In your copy, reproduce the entries exactly as they are, minus the images.

▸ **Material supplied**
^^^^^^^^

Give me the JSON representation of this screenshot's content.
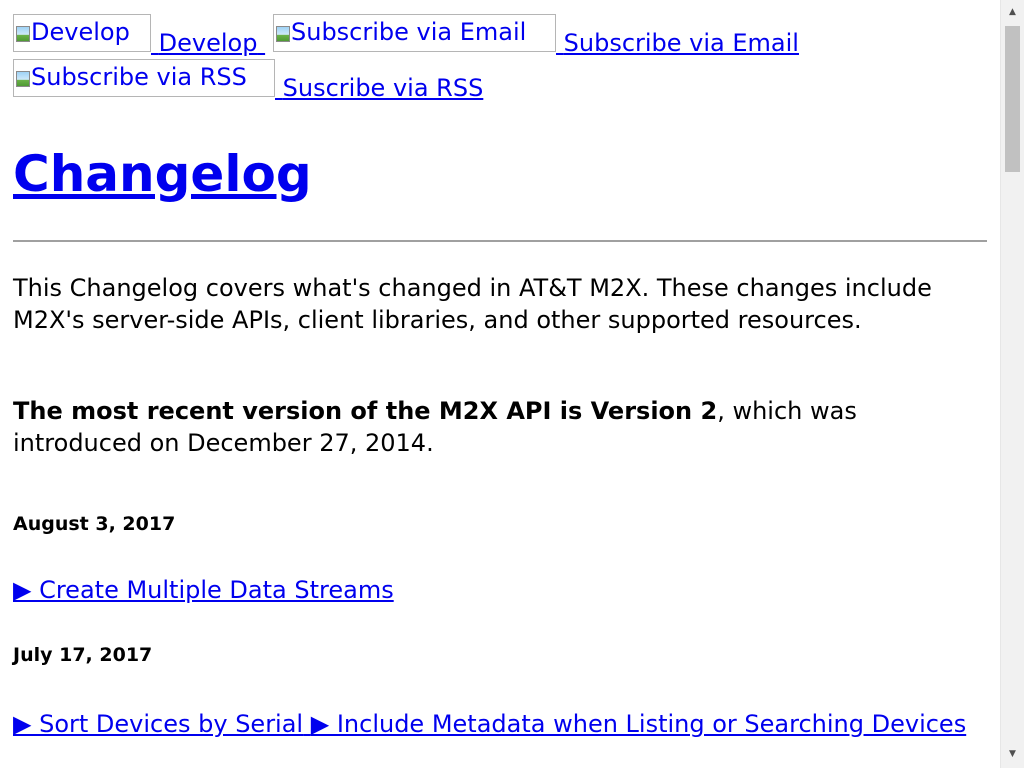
{
  "nav": {
    "develop_img_alt": "Develop",
    "develop_link": "Develop",
    "email_img_alt": "Subscribe via Email",
    "email_link": "Subscribe via Email",
    "rss_img_alt": "Subscribe via RSS",
    "rss_link": "Suscribe via RSS"
  },
  "page": {
    "title": "Changelog",
    "intro": "This Changelog covers what's changed in AT&T M2X. These changes include M2X's server-side APIs, client libraries, and other supported resources.",
    "version_bold": "The most recent version of the M2X API is Version 2",
    "version_rest": ", which was introduced on December 27, 2014."
  },
  "changelog": [
    {
      "date": "August 3, 2017",
      "entries": [
        "▶ Create Multiple Data Streams"
      ]
    },
    {
      "date": "July 17, 2017",
      "entries": [
        "▶ Sort Devices by Serial",
        "▶ Include Metadata when Listing or Searching Devices"
      ]
    }
  ],
  "scrollbar": {
    "up_icon": "▲",
    "down_icon": "▼"
  }
}
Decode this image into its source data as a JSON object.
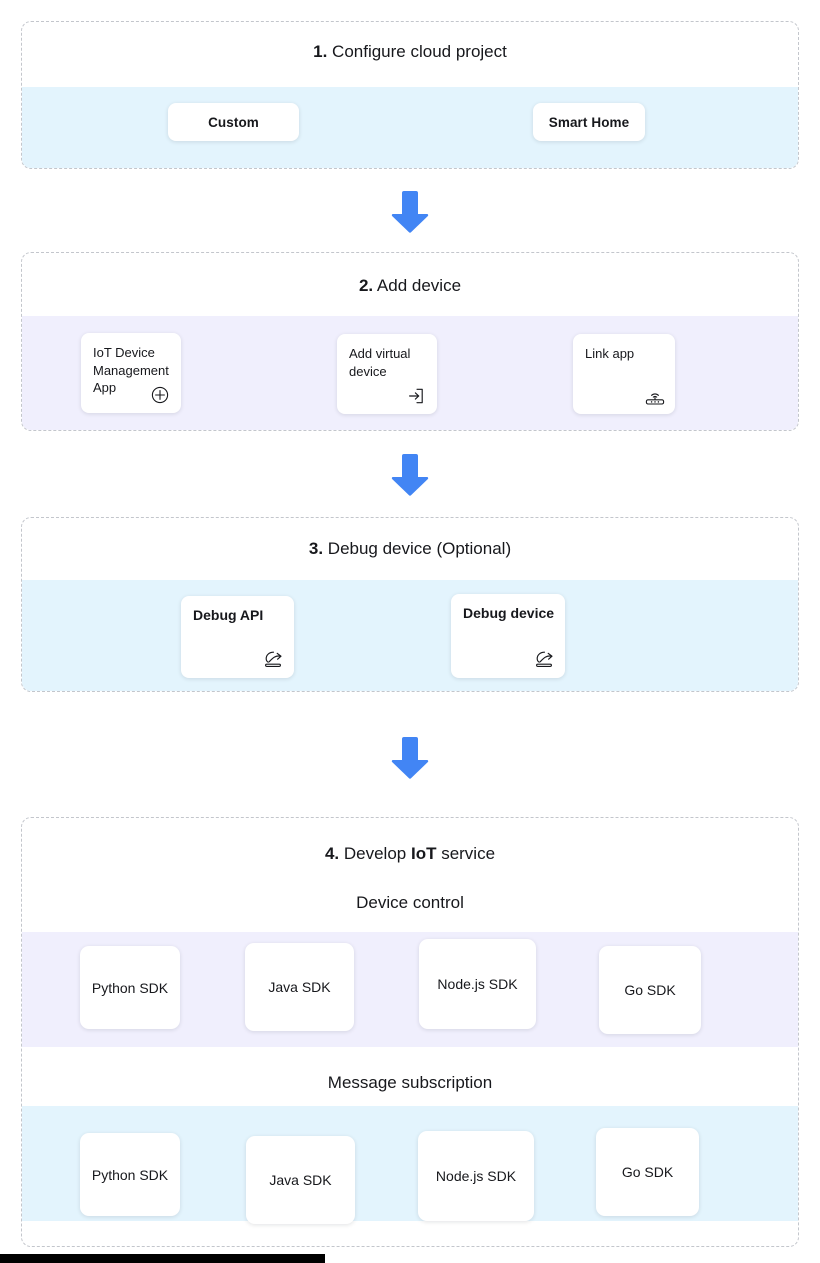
{
  "steps": [
    {
      "number": "1.",
      "title_rest": " Configure cloud project",
      "title_bold_tail": "",
      "band": "blue",
      "options": [
        {
          "label": "Custom"
        },
        {
          "label": "Smart Home"
        }
      ]
    },
    {
      "number": "2.",
      "title_rest": " Add device",
      "band": "lilac",
      "cards": [
        {
          "label": "IoT Device Management App",
          "icon": "plus-circle-icon"
        },
        {
          "label": "Add virtual device",
          "icon": "enter-box-icon"
        },
        {
          "label": "Link app",
          "icon": "gateway-device-icon"
        }
      ]
    },
    {
      "number": "3.",
      "title_rest": " Debug device (Optional)",
      "band": "blue",
      "cards": [
        {
          "label": "Debug API",
          "icon": "debug-share-icon"
        },
        {
          "label": "Debug device",
          "icon": "debug-share-icon"
        }
      ]
    },
    {
      "number": "4.",
      "title_rest": " Develop ",
      "title_bold_word": "IoT",
      "title_tail": " service",
      "groups": [
        {
          "heading": "Device control",
          "band": "lilac",
          "sdks": [
            "Python SDK",
            "Java SDK",
            "Node.js SDK",
            "Go SDK"
          ]
        },
        {
          "heading": "Message subscription",
          "band": "blue",
          "sdks": [
            "Python SDK",
            "Java SDK",
            "Node.js SDK",
            "Go SDK"
          ]
        }
      ]
    }
  ],
  "arrows": [
    {
      "name": "arrow-step1-to-step2"
    },
    {
      "name": "arrow-step2-to-step3"
    },
    {
      "name": "arrow-step3-to-step4"
    }
  ],
  "colors": {
    "arrow_blue": "#4285f4",
    "band_blue": "#e3f4fd",
    "band_lilac": "#f0effd",
    "panel_border": "#c3c6cc",
    "text": "#17181c"
  }
}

^^^^^^^^

▸ **Written solution**
Give me the JSON representation of this screenshot's content.
{
  "nav": {
    "develop_img_alt": "Develop",
    "develop_link": "Develop",
    "email_img_alt": "Subscribe via Email",
    "email_link": "Subscribe via Email",
    "rss_img_alt": "Subscribe via RSS",
    "rss_link": "Suscribe via RSS"
  },
  "page": {
    "title": "Changelog",
    "intro": "This Changelog covers what's changed in AT&T M2X. These changes include M2X's server-side APIs, client libraries, and other supported resources.",
    "version_bold": "The most recent version of the M2X API is Version 2",
    "version_rest": ", which was introduced on December 27, 2014."
  },
  "changelog": [
    {
      "date": "August 3, 2017",
      "entries": [
        "▶ Create Multiple Data Streams"
      ]
    },
    {
      "date": "July 17, 2017",
      "entries": [
        "▶ Sort Devices by Serial",
        "▶ Include Metadata when Listing or Searching Devices"
      ]
    }
  ],
  "scrollbar": {
    "up_icon": "▲",
    "down_icon": "▼"
  }
}
Decode this image into its source data as a JSON object.
{
  "steps": [
    {
      "number": "1.",
      "title_rest": " Configure cloud project",
      "title_bold_tail": "",
      "band": "blue",
      "options": [
        {
          "label": "Custom"
        },
        {
          "label": "Smart Home"
        }
      ]
    },
    {
      "number": "2.",
      "title_rest": " Add device",
      "band": "lilac",
      "cards": [
        {
          "label": "IoT Device Management App",
          "icon": "plus-circle-icon"
        },
        {
          "label": "Add virtual device",
          "icon": "enter-box-icon"
        },
        {
          "label": "Link app",
          "icon": "gateway-device-icon"
        }
      ]
    },
    {
      "number": "3.",
      "title_rest": " Debug device (Optional)",
      "band": "blue",
      "cards": [
        {
          "label": "Debug API",
          "icon": "debug-share-icon"
        },
        {
          "label": "Debug device",
          "icon": "debug-share-icon"
        }
      ]
    },
    {
      "number": "4.",
      "title_rest": " Develop ",
      "title_bold_word": "IoT",
      "title_tail": " service",
      "groups": [
        {
          "heading": "Device control",
          "band": "lilac",
          "sdks": [
            "Python SDK",
            "Java SDK",
            "Node.js SDK",
            "Go SDK"
          ]
        },
        {
          "heading": "Message subscription",
          "band": "blue",
          "sdks": [
            "Python SDK",
            "Java SDK",
            "Node.js SDK",
            "Go SDK"
          ]
        }
      ]
    }
  ],
  "arrows": [
    {
      "name": "arrow-step1-to-step2"
    },
    {
      "name": "arrow-step2-to-step3"
    },
    {
      "name": "arrow-step3-to-step4"
    }
  ],
  "colors": {
    "arrow_blue": "#4285f4",
    "band_blue": "#e3f4fd",
    "band_lilac": "#f0effd",
    "panel_border": "#c3c6cc",
    "text": "#17181c"
  }
}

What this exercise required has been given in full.